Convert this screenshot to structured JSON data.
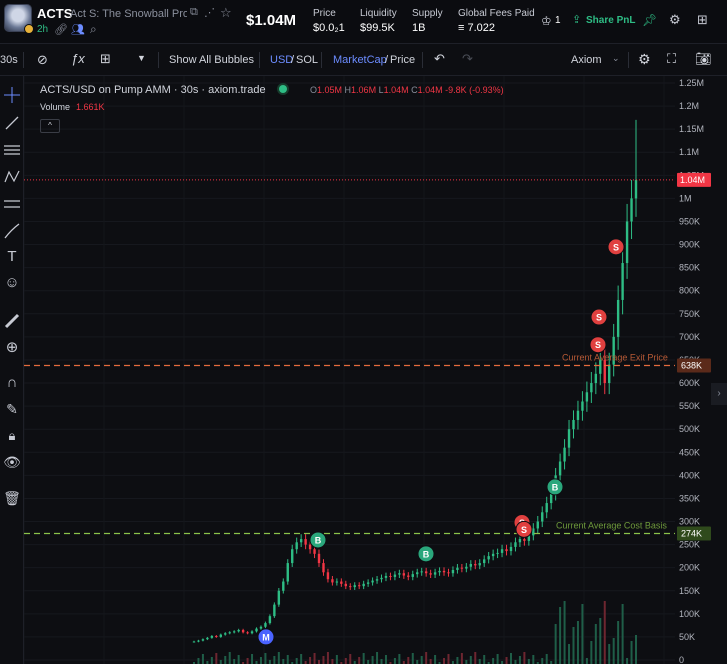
{
  "header": {
    "ticker": "ACTS",
    "token_name": "Act S: The Snowball Pro...",
    "age": "2h",
    "price": "$1.04M",
    "stats": [
      {
        "label": "Price",
        "value": "$0.0₂1"
      },
      {
        "label": "Liquidity",
        "value": "$99.5K"
      },
      {
        "label": "Supply",
        "value": "1B"
      },
      {
        "label": "Global Fees Paid",
        "value": "≡ 7.022"
      }
    ],
    "holders_count": "1",
    "share_label": "Share PnL"
  },
  "toolbar": {
    "interval": "30s",
    "show_bubbles": "Show All Bubbles",
    "usd": "USD",
    "sol": "SOL",
    "mcap": "MarketCap",
    "price": "Price",
    "source": "Axiom"
  },
  "legend": {
    "title": "ACTS/USD on Pump AMM · 30s · axiom.trade",
    "o_label": "O",
    "o": "1.05M",
    "h_label": "H",
    "h": "1.06M",
    "l_label": "L",
    "l": "1.04M",
    "c_label": "C",
    "c": "1.04M",
    "change": "-9.8K (-0.93%)",
    "volume_label": "Volume",
    "volume": "1.661K"
  },
  "chart_data": {
    "type": "candlestick",
    "y_ticks": [
      "1.25M",
      "1.2M",
      "1.15M",
      "1.1M",
      "1.05M",
      "1M",
      "950K",
      "900K",
      "850K",
      "800K",
      "750K",
      "700K",
      "650K",
      "600K",
      "550K",
      "500K",
      "450K",
      "400K",
      "350K",
      "300K",
      "250K",
      "200K",
      "150K",
      "100K",
      "50K",
      "0"
    ],
    "ylim": [
      0,
      1250000
    ],
    "current_price": {
      "value": 1040000,
      "label": "1.04M"
    },
    "avg_exit": {
      "value": 638000,
      "label": "638K",
      "text": "Current Average Exit Price"
    },
    "avg_cost": {
      "value": 274000,
      "label": "274K",
      "text": "Current Average Cost Basis"
    },
    "close_path": [
      40,
      42,
      45,
      48,
      52,
      50,
      55,
      58,
      60,
      62,
      65,
      60,
      58,
      62,
      68,
      72,
      80,
      95,
      120,
      150,
      170,
      210,
      240,
      255,
      262,
      250,
      240,
      230,
      210,
      190,
      175,
      168,
      170,
      165,
      160,
      158,
      162,
      160,
      165,
      168,
      172,
      175,
      178,
      182,
      180,
      185,
      188,
      183,
      180,
      186,
      190,
      192,
      188,
      185,
      190,
      193,
      190,
      188,
      195,
      200,
      198,
      202,
      208,
      205,
      210,
      218,
      225,
      230,
      232,
      240,
      236,
      245,
      255,
      262,
      258,
      270,
      285,
      300,
      320,
      340,
      360,
      400,
      430,
      460,
      500,
      520,
      540,
      560,
      580,
      600,
      620,
      650,
      600,
      640,
      700,
      780,
      860,
      950,
      1000,
      1040
    ],
    "markers": [
      {
        "type": "M",
        "value": 50000
      },
      {
        "type": "B",
        "value": 260000
      },
      {
        "type": "B",
        "value": 230000
      },
      {
        "type": "S",
        "value": 298000
      },
      {
        "type": "S",
        "value": 283000
      },
      {
        "type": "B",
        "value": 375000
      },
      {
        "type": "S",
        "value": 683000
      },
      {
        "type": "S",
        "value": 743000
      },
      {
        "type": "S",
        "value": 895000
      }
    ]
  },
  "colors": {
    "up": "#2ebd85",
    "down": "#f23645",
    "exit": "#e46b3e",
    "cost": "#8bc34a"
  }
}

**Stated problem**:
Repeat all of the entries word for word, but omit the pictures.

**Answer below**:
Convert this screenshot to structured JSON data.
{
  "header": {
    "ticker": "ACTS",
    "token_name": "Act S: The Snowball Pro...",
    "age": "2h",
    "price": "$1.04M",
    "stats": [
      {
        "label": "Price",
        "value": "$0.0₂1"
      },
      {
        "label": "Liquidity",
        "value": "$99.5K"
      },
      {
        "label": "Supply",
        "value": "1B"
      },
      {
        "label": "Global Fees Paid",
        "value": "≡ 7.022"
      }
    ],
    "holders_count": "1",
    "share_label": "Share PnL"
  },
  "toolbar": {
    "interval": "30s",
    "show_bubbles": "Show All Bubbles",
    "usd": "USD",
    "sol": "SOL",
    "mcap": "MarketCap",
    "price": "Price",
    "source": "Axiom"
  },
  "legend": {
    "title": "ACTS/USD on Pump AMM · 30s · axiom.trade",
    "o_label": "O",
    "o": "1.05M",
    "h_label": "H",
    "h": "1.06M",
    "l_label": "L",
    "l": "1.04M",
    "c_label": "C",
    "c": "1.04M",
    "change": "-9.8K (-0.93%)",
    "volume_label": "Volume",
    "volume": "1.661K"
  },
  "chart_data": {
    "type": "candlestick",
    "y_ticks": [
      "1.25M",
      "1.2M",
      "1.15M",
      "1.1M",
      "1.05M",
      "1M",
      "950K",
      "900K",
      "850K",
      "800K",
      "750K",
      "700K",
      "650K",
      "600K",
      "550K",
      "500K",
      "450K",
      "400K",
      "350K",
      "300K",
      "250K",
      "200K",
      "150K",
      "100K",
      "50K",
      "0"
    ],
    "ylim": [
      0,
      1250000
    ],
    "current_price": {
      "value": 1040000,
      "label": "1.04M"
    },
    "avg_exit": {
      "value": 638000,
      "label": "638K",
      "text": "Current Average Exit Price"
    },
    "avg_cost": {
      "value": 274000,
      "label": "274K",
      "text": "Current Average Cost Basis"
    },
    "close_path": [
      40,
      42,
      45,
      48,
      52,
      50,
      55,
      58,
      60,
      62,
      65,
      60,
      58,
      62,
      68,
      72,
      80,
      95,
      120,
      150,
      170,
      210,
      240,
      255,
      262,
      250,
      240,
      230,
      210,
      190,
      175,
      168,
      170,
      165,
      160,
      158,
      162,
      160,
      165,
      168,
      172,
      175,
      178,
      182,
      180,
      185,
      188,
      183,
      180,
      186,
      190,
      192,
      188,
      185,
      190,
      193,
      190,
      188,
      195,
      200,
      198,
      202,
      208,
      205,
      210,
      218,
      225,
      230,
      232,
      240,
      236,
      245,
      255,
      262,
      258,
      270,
      285,
      300,
      320,
      340,
      360,
      400,
      430,
      460,
      500,
      520,
      540,
      560,
      580,
      600,
      620,
      650,
      600,
      640,
      700,
      780,
      860,
      950,
      1000,
      1040
    ],
    "markers": [
      {
        "type": "M",
        "value": 50000
      },
      {
        "type": "B",
        "value": 260000
      },
      {
        "type": "B",
        "value": 230000
      },
      {
        "type": "S",
        "value": 298000
      },
      {
        "type": "S",
        "value": 283000
      },
      {
        "type": "B",
        "value": 375000
      },
      {
        "type": "S",
        "value": 683000
      },
      {
        "type": "S",
        "value": 743000
      },
      {
        "type": "S",
        "value": 895000
      }
    ]
  },
  "colors": {
    "up": "#2ebd85",
    "down": "#f23645",
    "exit": "#e46b3e",
    "cost": "#8bc34a"
  }
}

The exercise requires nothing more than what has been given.